— START OF Records supplied —

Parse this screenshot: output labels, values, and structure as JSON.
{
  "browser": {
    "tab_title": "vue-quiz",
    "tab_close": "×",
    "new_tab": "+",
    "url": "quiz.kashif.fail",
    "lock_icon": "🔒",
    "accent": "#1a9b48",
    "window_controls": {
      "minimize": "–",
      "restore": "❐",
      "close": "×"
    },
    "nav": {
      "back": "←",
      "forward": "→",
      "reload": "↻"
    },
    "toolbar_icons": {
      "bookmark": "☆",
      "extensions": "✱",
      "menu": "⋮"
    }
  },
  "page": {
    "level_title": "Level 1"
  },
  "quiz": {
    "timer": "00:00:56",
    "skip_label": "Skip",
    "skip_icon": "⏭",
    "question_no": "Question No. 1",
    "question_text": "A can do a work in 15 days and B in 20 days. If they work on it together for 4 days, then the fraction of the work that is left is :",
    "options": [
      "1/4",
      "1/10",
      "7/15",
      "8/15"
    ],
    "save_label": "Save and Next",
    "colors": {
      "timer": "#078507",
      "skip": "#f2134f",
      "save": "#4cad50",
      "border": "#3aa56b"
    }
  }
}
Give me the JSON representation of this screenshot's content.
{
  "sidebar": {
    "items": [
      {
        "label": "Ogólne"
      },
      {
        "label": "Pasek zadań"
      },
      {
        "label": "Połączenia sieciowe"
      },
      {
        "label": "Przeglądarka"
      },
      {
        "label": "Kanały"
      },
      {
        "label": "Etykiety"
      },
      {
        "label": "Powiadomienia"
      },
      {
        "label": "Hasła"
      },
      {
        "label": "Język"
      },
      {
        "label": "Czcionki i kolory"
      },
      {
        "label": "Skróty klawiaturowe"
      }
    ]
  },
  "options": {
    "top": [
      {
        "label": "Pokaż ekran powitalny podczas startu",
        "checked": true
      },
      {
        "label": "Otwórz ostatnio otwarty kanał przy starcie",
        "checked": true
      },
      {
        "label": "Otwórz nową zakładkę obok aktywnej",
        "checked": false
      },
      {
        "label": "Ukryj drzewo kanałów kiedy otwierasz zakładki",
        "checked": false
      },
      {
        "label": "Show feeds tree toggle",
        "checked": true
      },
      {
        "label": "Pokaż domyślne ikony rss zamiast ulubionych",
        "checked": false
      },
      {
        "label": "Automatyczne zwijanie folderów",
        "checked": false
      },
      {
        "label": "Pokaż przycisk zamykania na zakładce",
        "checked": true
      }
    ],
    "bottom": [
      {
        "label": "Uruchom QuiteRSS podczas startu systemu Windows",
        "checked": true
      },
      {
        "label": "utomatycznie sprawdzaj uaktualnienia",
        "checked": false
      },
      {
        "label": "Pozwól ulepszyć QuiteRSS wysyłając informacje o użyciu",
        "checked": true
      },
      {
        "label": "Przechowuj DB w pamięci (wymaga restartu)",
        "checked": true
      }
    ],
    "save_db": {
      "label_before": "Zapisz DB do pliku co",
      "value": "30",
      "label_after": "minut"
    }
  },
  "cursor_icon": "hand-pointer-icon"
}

— END OF Records supplied —

• [Aim of the exercise]:
Gather each line in the entries above where the string "Otwórz" is found.

• [Response to this task]:
        "label": "Otwórz ostatnio otwarty kanał przy starcie",
        "label": "Otwórz nową zakładkę obok aktywnej",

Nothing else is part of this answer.